(Source records)
--
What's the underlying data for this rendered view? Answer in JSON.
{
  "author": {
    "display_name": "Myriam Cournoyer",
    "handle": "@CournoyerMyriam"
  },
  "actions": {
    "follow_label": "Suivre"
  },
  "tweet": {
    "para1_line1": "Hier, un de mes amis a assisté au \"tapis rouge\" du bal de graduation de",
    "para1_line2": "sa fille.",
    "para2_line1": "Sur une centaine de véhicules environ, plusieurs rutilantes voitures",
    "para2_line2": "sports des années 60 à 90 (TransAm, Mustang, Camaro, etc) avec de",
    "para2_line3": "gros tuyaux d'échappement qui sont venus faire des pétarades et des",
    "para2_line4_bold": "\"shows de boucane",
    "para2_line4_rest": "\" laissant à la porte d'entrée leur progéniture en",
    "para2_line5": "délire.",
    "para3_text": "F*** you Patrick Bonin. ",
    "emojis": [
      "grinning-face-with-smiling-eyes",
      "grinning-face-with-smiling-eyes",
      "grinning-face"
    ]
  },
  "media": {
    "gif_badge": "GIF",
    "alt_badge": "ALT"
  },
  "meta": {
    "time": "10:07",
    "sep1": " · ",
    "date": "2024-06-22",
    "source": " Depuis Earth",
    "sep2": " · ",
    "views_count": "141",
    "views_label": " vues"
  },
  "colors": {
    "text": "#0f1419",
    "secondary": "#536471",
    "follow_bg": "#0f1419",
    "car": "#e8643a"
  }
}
--
### [SHORT PROBLEM]
Quote the data above in full, changing nothing.

### [PROBLEM SOLUTION]
What's the underlying data for this rendered view? Answer in JSON.
{
  "author": {
    "display_name": "Myriam Cournoyer",
    "handle": "@CournoyerMyriam"
  },
  "actions": {
    "follow_label": "Suivre"
  },
  "tweet": {
    "para1_line1": "Hier, un de mes amis a assisté au \"tapis rouge\" du bal de graduation de",
    "para1_line2": "sa fille.",
    "para2_line1": "Sur une centaine de véhicules environ, plusieurs rutilantes voitures",
    "para2_line2": "sports des années 60 à 90 (TransAm, Mustang, Camaro, etc) avec de",
    "para2_line3": "gros tuyaux d'échappement qui sont venus faire des pétarades et des",
    "para2_line4_bold": "\"shows de boucane",
    "para2_line4_rest": "\" laissant à la porte d'entrée leur progéniture en",
    "para2_line5": "délire.",
    "para3_text": "F*** you Patrick Bonin. ",
    "emojis": [
      "grinning-face-with-smiling-eyes",
      "grinning-face-with-smiling-eyes",
      "grinning-face"
    ]
  },
  "media": {
    "gif_badge": "GIF",
    "alt_badge": "ALT"
  },
  "meta": {
    "time": "10:07",
    "sep1": " · ",
    "date": "2024-06-22",
    "source": " Depuis Earth",
    "sep2": " · ",
    "views_count": "141",
    "views_label": " vues"
  },
  "colors": {
    "text": "#0f1419",
    "secondary": "#536471",
    "follow_bg": "#0f1419",
    "car": "#e8643a"
  }
}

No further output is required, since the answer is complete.